## [Stored entries]

⟨

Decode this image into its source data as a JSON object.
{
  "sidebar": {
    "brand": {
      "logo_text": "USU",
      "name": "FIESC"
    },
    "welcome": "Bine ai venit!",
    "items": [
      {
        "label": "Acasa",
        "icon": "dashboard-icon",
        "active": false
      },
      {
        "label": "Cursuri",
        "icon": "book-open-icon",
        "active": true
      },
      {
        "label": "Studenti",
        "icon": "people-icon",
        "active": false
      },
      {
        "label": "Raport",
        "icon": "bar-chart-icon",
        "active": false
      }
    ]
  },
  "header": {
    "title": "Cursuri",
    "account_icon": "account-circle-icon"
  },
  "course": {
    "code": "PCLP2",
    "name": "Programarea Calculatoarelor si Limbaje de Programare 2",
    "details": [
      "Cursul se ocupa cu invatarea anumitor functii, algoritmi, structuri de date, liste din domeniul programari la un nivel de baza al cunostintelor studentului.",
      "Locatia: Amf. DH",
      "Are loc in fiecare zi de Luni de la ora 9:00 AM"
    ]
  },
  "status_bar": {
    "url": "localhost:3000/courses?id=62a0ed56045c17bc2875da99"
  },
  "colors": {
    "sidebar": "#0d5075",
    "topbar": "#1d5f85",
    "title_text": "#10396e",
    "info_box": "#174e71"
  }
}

⟩

Search the records for the word "name" and copy every line where it occurs.

      "name": "FIESC"
    "name": "Programarea Calculatoarelor si Limbaje de Programare 2",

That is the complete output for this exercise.